>> Begin

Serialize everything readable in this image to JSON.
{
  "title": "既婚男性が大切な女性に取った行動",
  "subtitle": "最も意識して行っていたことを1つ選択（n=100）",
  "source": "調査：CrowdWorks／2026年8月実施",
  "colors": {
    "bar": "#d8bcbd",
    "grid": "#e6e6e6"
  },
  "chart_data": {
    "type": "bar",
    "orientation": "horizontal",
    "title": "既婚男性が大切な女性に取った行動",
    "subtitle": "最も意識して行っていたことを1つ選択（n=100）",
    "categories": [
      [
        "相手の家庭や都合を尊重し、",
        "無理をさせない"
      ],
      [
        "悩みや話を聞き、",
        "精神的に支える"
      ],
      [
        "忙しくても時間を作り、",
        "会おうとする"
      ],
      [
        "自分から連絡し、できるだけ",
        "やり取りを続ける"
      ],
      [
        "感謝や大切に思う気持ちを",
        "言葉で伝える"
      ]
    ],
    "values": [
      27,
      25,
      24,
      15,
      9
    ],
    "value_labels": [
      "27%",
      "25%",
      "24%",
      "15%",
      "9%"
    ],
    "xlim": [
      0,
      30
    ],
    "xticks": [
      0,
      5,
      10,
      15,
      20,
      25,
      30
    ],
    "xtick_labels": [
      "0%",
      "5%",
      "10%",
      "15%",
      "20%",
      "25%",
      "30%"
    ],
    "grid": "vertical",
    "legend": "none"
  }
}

>> End

__Aim__:
Take the entries above and transcribe them in full.

__Task answer__:
Serialize everything readable in this image to JSON.
{
  "title": "既婚男性が大切な女性に取った行動",
  "subtitle": "最も意識して行っていたことを1つ選択（n=100）",
  "source": "調査：CrowdWorks／2026年8月実施",
  "colors": {
    "bar": "#d8bcbd",
    "grid": "#e6e6e6"
  },
  "chart_data": {
    "type": "bar",
    "orientation": "horizontal",
    "title": "既婚男性が大切な女性に取った行動",
    "subtitle": "最も意識して行っていたことを1つ選択（n=100）",
    "categories": [
      [
        "相手の家庭や都合を尊重し、",
        "無理をさせない"
      ],
      [
        "悩みや話を聞き、",
        "精神的に支える"
      ],
      [
        "忙しくても時間を作り、",
        "会おうとする"
      ],
      [
        "自分から連絡し、できるだけ",
        "やり取りを続ける"
      ],
      [
        "感謝や大切に思う気持ちを",
        "言葉で伝える"
      ]
    ],
    "values": [
      27,
      25,
      24,
      15,
      9
    ],
    "value_labels": [
      "27%",
      "25%",
      "24%",
      "15%",
      "9%"
    ],
    "xlim": [
      0,
      30
    ],
    "xticks": [
      0,
      5,
      10,
      15,
      20,
      25,
      30
    ],
    "xtick_labels": [
      "0%",
      "5%",
      "10%",
      "15%",
      "20%",
      "25%",
      "30%"
    ],
    "grid": "vertical",
    "legend": "none"
  }
}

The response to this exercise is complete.